## GIVEN EXERCISE
Transcribe the records below exactly as they appear.
===== INPUT MATERIAL =====
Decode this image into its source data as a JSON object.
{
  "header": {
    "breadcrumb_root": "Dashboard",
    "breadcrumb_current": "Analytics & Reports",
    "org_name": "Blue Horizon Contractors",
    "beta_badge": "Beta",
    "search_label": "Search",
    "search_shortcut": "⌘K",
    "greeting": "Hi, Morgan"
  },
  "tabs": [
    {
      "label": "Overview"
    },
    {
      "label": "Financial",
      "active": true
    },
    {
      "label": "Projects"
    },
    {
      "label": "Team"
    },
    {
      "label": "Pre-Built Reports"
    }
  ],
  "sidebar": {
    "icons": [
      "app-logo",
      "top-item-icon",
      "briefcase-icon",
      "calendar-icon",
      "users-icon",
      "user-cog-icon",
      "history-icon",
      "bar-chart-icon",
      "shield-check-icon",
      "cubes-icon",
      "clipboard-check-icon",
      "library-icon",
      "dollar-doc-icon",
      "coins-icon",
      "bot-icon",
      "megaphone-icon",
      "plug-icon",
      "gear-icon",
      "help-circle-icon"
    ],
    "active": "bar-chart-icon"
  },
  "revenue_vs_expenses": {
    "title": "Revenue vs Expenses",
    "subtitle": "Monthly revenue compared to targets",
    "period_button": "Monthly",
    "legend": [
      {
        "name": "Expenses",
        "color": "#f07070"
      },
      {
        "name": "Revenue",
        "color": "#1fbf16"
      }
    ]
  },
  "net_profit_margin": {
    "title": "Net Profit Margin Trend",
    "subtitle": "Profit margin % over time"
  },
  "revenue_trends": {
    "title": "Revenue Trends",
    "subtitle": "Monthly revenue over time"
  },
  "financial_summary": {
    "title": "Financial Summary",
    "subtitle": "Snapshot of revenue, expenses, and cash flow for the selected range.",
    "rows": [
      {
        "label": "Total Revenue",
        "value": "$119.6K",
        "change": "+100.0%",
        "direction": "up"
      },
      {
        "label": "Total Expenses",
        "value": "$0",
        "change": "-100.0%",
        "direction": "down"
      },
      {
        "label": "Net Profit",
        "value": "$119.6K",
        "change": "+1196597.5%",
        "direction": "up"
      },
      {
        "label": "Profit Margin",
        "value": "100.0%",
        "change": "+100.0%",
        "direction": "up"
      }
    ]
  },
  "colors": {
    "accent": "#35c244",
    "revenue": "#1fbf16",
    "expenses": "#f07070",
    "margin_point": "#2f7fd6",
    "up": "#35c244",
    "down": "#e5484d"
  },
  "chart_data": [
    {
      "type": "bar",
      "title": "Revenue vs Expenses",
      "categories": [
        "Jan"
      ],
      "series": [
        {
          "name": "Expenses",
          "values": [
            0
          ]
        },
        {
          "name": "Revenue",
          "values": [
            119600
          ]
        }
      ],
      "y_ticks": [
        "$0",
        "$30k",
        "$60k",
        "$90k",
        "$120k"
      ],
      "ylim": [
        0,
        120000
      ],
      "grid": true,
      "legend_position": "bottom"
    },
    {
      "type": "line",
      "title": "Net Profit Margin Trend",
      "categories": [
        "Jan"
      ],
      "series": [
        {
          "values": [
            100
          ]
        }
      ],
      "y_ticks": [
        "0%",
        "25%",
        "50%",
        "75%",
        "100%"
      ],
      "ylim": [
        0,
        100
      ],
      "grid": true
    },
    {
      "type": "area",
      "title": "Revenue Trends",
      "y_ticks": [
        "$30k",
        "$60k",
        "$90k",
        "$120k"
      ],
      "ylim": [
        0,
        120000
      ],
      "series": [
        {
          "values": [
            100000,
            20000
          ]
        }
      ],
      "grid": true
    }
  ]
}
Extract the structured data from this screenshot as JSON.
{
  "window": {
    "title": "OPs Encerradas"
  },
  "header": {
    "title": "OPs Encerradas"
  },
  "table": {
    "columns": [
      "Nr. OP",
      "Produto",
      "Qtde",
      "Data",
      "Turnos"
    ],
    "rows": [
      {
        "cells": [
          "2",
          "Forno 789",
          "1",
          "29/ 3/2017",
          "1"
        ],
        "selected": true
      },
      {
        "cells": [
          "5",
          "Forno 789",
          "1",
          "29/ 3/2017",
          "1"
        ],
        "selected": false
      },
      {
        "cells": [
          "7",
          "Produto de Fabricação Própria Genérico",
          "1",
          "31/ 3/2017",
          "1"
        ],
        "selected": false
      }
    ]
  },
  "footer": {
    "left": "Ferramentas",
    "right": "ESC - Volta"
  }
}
=====
## SOLVED PROBLEM
Decode this image into its source data as a JSON object.
{
  "header": {
    "breadcrumb_root": "Dashboard",
    "breadcrumb_current": "Analytics & Reports",
    "org_name": "Blue Horizon Contractors",
    "beta_badge": "Beta",
    "search_label": "Search",
    "search_shortcut": "⌘K",
    "greeting": "Hi, Morgan"
  },
  "tabs": [
    {
      "label": "Overview"
    },
    {
      "label": "Financial",
      "active": true
    },
    {
      "label": "Projects"
    },
    {
      "label": "Team"
    },
    {
      "label": "Pre-Built Reports"
    }
  ],
  "sidebar": {
    "icons": [
      "app-logo",
      "top-item-icon",
      "briefcase-icon",
      "calendar-icon",
      "users-icon",
      "user-cog-icon",
      "history-icon",
      "bar-chart-icon",
      "shield-check-icon",
      "cubes-icon",
      "clipboard-check-icon",
      "library-icon",
      "dollar-doc-icon",
      "coins-icon",
      "bot-icon",
      "megaphone-icon",
      "plug-icon",
      "gear-icon",
      "help-circle-icon"
    ],
    "active": "bar-chart-icon"
  },
  "revenue_vs_expenses": {
    "title": "Revenue vs Expenses",
    "subtitle": "Monthly revenue compared to targets",
    "period_button": "Monthly",
    "legend": [
      {
        "name": "Expenses",
        "color": "#f07070"
      },
      {
        "name": "Revenue",
        "color": "#1fbf16"
      }
    ]
  },
  "net_profit_margin": {
    "title": "Net Profit Margin Trend",
    "subtitle": "Profit margin % over time"
  },
  "revenue_trends": {
    "title": "Revenue Trends",
    "subtitle": "Monthly revenue over time"
  },
  "financial_summary": {
    "title": "Financial Summary",
    "subtitle": "Snapshot of revenue, expenses, and cash flow for the selected range.",
    "rows": [
      {
        "label": "Total Revenue",
        "value": "$119.6K",
        "change": "+100.0%",
        "direction": "up"
      },
      {
        "label": "Total Expenses",
        "value": "$0",
        "change": "-100.0%",
        "direction": "down"
      },
      {
        "label": "Net Profit",
        "value": "$119.6K",
        "change": "+1196597.5%",
        "direction": "up"
      },
      {
        "label": "Profit Margin",
        "value": "100.0%",
        "change": "+100.0%",
        "direction": "up"
      }
    ]
  },
  "colors": {
    "accent": "#35c244",
    "revenue": "#1fbf16",
    "expenses": "#f07070",
    "margin_point": "#2f7fd6",
    "up": "#35c244",
    "down": "#e5484d"
  },
  "chart_data": [
    {
      "type": "bar",
      "title": "Revenue vs Expenses",
      "categories": [
        "Jan"
      ],
      "series": [
        {
          "name": "Expenses",
          "values": [
            0
          ]
        },
        {
          "name": "Revenue",
          "values": [
            119600
          ]
        }
      ],
      "y_ticks": [
        "$0",
        "$30k",
        "$60k",
        "$90k",
        "$120k"
      ],
      "ylim": [
        0,
        120000
      ],
      "grid": true,
      "legend_position": "bottom"
    },
    {
      "type": "line",
      "title": "Net Profit Margin Trend",
      "categories": [
        "Jan"
      ],
      "series": [
        {
          "values": [
            100
          ]
        }
      ],
      "y_ticks": [
        "0%",
        "25%",
        "50%",
        "75%",
        "100%"
      ],
      "ylim": [
        0,
        100
      ],
      "grid": true
    },
    {
      "type": "area",
      "title": "Revenue Trends",
      "y_ticks": [
        "$30k",
        "$60k",
        "$90k",
        "$120k"
      ],
      "ylim": [
        0,
        120000
      ],
      "series": [
        {
          "values": [
            100000,
            20000
          ]
        }
      ],
      "grid": true
    }
  ]
}
Extract the structured data from this screenshot as JSON.
{
  "window": {
    "title": "OPs Encerradas"
  },
  "header": {
    "title": "OPs Encerradas"
  },
  "table": {
    "columns": [
      "Nr. OP",
      "Produto",
      "Qtde",
      "Data",
      "Turnos"
    ],
    "rows": [
      {
        "cells": [
          "2",
          "Forno 789",
          "1",
          "29/ 3/2017",
          "1"
        ],
        "selected": true
      },
      {
        "cells": [
          "5",
          "Forno 789",
          "1",
          "29/ 3/2017",
          "1"
        ],
        "selected": false
      },
      {
        "cells": [
          "7",
          "Produto de Fabricação Própria Genérico",
          "1",
          "31/ 3/2017",
          "1"
        ],
        "selected": false
      }
    ]
  },
  "footer": {
    "left": "Ferramentas",
    "right": "ESC - Volta"
  }
}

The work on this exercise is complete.